**Goal**
Copy all records verbatim.

Dataset entries on figures
:::
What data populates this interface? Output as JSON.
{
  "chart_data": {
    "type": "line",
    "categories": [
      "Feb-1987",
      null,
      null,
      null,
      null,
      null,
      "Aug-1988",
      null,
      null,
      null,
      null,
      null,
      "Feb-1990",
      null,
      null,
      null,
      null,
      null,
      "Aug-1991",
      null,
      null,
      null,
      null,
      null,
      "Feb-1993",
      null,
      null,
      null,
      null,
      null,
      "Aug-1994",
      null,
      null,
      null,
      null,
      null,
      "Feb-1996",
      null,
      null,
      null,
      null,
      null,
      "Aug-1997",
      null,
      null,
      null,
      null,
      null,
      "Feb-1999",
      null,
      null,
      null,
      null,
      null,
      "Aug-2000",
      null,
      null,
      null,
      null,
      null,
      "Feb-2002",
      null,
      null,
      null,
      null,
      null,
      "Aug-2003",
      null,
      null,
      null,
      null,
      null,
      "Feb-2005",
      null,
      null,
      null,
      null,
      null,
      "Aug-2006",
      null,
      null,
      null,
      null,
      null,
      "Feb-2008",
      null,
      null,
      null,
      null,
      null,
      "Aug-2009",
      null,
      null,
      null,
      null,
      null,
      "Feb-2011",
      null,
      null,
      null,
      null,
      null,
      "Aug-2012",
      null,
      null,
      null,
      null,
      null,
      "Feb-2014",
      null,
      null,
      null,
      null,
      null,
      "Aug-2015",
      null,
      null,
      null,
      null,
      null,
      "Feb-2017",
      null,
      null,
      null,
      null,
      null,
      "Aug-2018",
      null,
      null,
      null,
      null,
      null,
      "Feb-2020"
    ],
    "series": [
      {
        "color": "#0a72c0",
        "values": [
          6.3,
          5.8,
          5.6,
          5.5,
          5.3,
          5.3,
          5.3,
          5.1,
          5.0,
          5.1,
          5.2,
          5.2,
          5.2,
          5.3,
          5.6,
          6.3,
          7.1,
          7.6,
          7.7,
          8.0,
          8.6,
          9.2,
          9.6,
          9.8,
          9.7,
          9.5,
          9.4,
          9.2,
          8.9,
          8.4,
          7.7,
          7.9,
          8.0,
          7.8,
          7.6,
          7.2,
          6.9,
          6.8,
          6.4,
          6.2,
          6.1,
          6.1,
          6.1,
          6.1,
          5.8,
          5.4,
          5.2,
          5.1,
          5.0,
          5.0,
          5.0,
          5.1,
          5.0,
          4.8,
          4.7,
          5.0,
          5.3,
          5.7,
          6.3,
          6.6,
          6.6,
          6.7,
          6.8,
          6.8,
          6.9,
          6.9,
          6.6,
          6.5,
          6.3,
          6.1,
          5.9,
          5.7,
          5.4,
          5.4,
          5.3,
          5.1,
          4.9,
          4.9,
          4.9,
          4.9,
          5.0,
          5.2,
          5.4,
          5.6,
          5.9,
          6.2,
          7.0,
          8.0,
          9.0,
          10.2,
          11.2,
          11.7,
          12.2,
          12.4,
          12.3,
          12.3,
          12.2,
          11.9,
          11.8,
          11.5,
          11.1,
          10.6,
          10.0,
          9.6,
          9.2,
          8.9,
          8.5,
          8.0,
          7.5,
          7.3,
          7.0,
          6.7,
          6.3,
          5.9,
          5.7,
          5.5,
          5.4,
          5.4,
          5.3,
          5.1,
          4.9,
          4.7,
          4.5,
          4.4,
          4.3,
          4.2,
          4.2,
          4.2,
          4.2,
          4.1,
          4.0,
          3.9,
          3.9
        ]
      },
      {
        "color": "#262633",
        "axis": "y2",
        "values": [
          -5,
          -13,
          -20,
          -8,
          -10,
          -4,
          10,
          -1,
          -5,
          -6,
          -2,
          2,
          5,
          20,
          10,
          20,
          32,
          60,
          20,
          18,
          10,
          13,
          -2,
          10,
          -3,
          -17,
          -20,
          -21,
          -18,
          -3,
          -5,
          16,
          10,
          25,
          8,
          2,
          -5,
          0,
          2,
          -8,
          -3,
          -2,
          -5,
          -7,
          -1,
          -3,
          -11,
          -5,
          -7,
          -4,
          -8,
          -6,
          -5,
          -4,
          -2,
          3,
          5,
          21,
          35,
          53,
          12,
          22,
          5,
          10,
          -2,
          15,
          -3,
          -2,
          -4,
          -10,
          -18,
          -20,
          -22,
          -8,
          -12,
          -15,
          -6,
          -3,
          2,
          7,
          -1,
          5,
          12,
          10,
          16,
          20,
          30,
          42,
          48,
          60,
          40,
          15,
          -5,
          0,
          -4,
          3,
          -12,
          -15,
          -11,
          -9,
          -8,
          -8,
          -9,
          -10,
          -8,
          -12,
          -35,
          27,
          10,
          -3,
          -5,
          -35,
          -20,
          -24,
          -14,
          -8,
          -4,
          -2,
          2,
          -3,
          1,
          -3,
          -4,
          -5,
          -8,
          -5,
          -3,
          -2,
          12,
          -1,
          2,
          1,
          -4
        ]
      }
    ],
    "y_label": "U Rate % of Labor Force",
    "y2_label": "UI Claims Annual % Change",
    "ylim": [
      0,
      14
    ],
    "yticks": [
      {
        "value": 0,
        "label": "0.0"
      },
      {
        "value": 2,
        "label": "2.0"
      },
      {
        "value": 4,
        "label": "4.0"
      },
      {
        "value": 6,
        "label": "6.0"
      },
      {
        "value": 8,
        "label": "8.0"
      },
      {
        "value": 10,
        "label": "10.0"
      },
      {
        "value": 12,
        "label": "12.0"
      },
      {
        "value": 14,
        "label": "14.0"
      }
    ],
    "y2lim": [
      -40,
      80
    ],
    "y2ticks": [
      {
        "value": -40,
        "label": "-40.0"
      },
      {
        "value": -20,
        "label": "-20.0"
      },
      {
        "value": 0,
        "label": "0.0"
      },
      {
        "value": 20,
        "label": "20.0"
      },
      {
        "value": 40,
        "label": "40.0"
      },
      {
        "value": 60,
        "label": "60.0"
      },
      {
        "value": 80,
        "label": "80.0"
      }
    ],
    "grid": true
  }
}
:::
**Answer below**
What data populates this interface? Output as JSON.
{
  "chart_data": {
    "type": "line",
    "categories": [
      "Feb-1987",
      null,
      null,
      null,
      null,
      null,
      "Aug-1988",
      null,
      null,
      null,
      null,
      null,
      "Feb-1990",
      null,
      null,
      null,
      null,
      null,
      "Aug-1991",
      null,
      null,
      null,
      null,
      null,
      "Feb-1993",
      null,
      null,
      null,
      null,
      null,
      "Aug-1994",
      null,
      null,
      null,
      null,
      null,
      "Feb-1996",
      null,
      null,
      null,
      null,
      null,
      "Aug-1997",
      null,
      null,
      null,
      null,
      null,
      "Feb-1999",
      null,
      null,
      null,
      null,
      null,
      "Aug-2000",
      null,
      null,
      null,
      null,
      null,
      "Feb-2002",
      null,
      null,
      null,
      null,
      null,
      "Aug-2003",
      null,
      null,
      null,
      null,
      null,
      "Feb-2005",
      null,
      null,
      null,
      null,
      null,
      "Aug-2006",
      null,
      null,
      null,
      null,
      null,
      "Feb-2008",
      null,
      null,
      null,
      null,
      null,
      "Aug-2009",
      null,
      null,
      null,
      null,
      null,
      "Feb-2011",
      null,
      null,
      null,
      null,
      null,
      "Aug-2012",
      null,
      null,
      null,
      null,
      null,
      "Feb-2014",
      null,
      null,
      null,
      null,
      null,
      "Aug-2015",
      null,
      null,
      null,
      null,
      null,
      "Feb-2017",
      null,
      null,
      null,
      null,
      null,
      "Aug-2018",
      null,
      null,
      null,
      null,
      null,
      "Feb-2020"
    ],
    "series": [
      {
        "color": "#0a72c0",
        "values": [
          6.3,
          5.8,
          5.6,
          5.5,
          5.3,
          5.3,
          5.3,
          5.1,
          5.0,
          5.1,
          5.2,
          5.2,
          5.2,
          5.3,
          5.6,
          6.3,
          7.1,
          7.6,
          7.7,
          8.0,
          8.6,
          9.2,
          9.6,
          9.8,
          9.7,
          9.5,
          9.4,
          9.2,
          8.9,
          8.4,
          7.7,
          7.9,
          8.0,
          7.8,
          7.6,
          7.2,
          6.9,
          6.8,
          6.4,
          6.2,
          6.1,
          6.1,
          6.1,
          6.1,
          5.8,
          5.4,
          5.2,
          5.1,
          5.0,
          5.0,
          5.0,
          5.1,
          5.0,
          4.8,
          4.7,
          5.0,
          5.3,
          5.7,
          6.3,
          6.6,
          6.6,
          6.7,
          6.8,
          6.8,
          6.9,
          6.9,
          6.6,
          6.5,
          6.3,
          6.1,
          5.9,
          5.7,
          5.4,
          5.4,
          5.3,
          5.1,
          4.9,
          4.9,
          4.9,
          4.9,
          5.0,
          5.2,
          5.4,
          5.6,
          5.9,
          6.2,
          7.0,
          8.0,
          9.0,
          10.2,
          11.2,
          11.7,
          12.2,
          12.4,
          12.3,
          12.3,
          12.2,
          11.9,
          11.8,
          11.5,
          11.1,
          10.6,
          10.0,
          9.6,
          9.2,
          8.9,
          8.5,
          8.0,
          7.5,
          7.3,
          7.0,
          6.7,
          6.3,
          5.9,
          5.7,
          5.5,
          5.4,
          5.4,
          5.3,
          5.1,
          4.9,
          4.7,
          4.5,
          4.4,
          4.3,
          4.2,
          4.2,
          4.2,
          4.2,
          4.1,
          4.0,
          3.9,
          3.9
        ]
      },
      {
        "color": "#262633",
        "axis": "y2",
        "values": [
          -5,
          -13,
          -20,
          -8,
          -10,
          -4,
          10,
          -1,
          -5,
          -6,
          -2,
          2,
          5,
          20,
          10,
          20,
          32,
          60,
          20,
          18,
          10,
          13,
          -2,
          10,
          -3,
          -17,
          -20,
          -21,
          -18,
          -3,
          -5,
          16,
          10,
          25,
          8,
          2,
          -5,
          0,
          2,
          -8,
          -3,
          -2,
          -5,
          -7,
          -1,
          -3,
          -11,
          -5,
          -7,
          -4,
          -8,
          -6,
          -5,
          -4,
          -2,
          3,
          5,
          21,
          35,
          53,
          12,
          22,
          5,
          10,
          -2,
          15,
          -3,
          -2,
          -4,
          -10,
          -18,
          -20,
          -22,
          -8,
          -12,
          -15,
          -6,
          -3,
          2,
          7,
          -1,
          5,
          12,
          10,
          16,
          20,
          30,
          42,
          48,
          60,
          40,
          15,
          -5,
          0,
          -4,
          3,
          -12,
          -15,
          -11,
          -9,
          -8,
          -8,
          -9,
          -10,
          -8,
          -12,
          -35,
          27,
          10,
          -3,
          -5,
          -35,
          -20,
          -24,
          -14,
          -8,
          -4,
          -2,
          2,
          -3,
          1,
          -3,
          -4,
          -5,
          -8,
          -5,
          -3,
          -2,
          12,
          -1,
          2,
          1,
          -4
        ]
      }
    ],
    "y_label": "U Rate % of Labor Force",
    "y2_label": "UI Claims Annual % Change",
    "ylim": [
      0,
      14
    ],
    "yticks": [
      {
        "value": 0,
        "label": "0.0"
      },
      {
        "value": 2,
        "label": "2.0"
      },
      {
        "value": 4,
        "label": "4.0"
      },
      {
        "value": 6,
        "label": "6.0"
      },
      {
        "value": 8,
        "label": "8.0"
      },
      {
        "value": 10,
        "label": "10.0"
      },
      {
        "value": 12,
        "label": "12.0"
      },
      {
        "value": 14,
        "label": "14.0"
      }
    ],
    "y2lim": [
      -40,
      80
    ],
    "y2ticks": [
      {
        "value": -40,
        "label": "-40.0"
      },
      {
        "value": -20,
        "label": "-20.0"
      },
      {
        "value": 0,
        "label": "0.0"
      },
      {
        "value": 20,
        "label": "20.0"
      },
      {
        "value": 40,
        "label": "40.0"
      },
      {
        "value": 60,
        "label": "60.0"
      },
      {
        "value": 80,
        "label": "80.0"
      }
    ],
    "grid": true
  }
}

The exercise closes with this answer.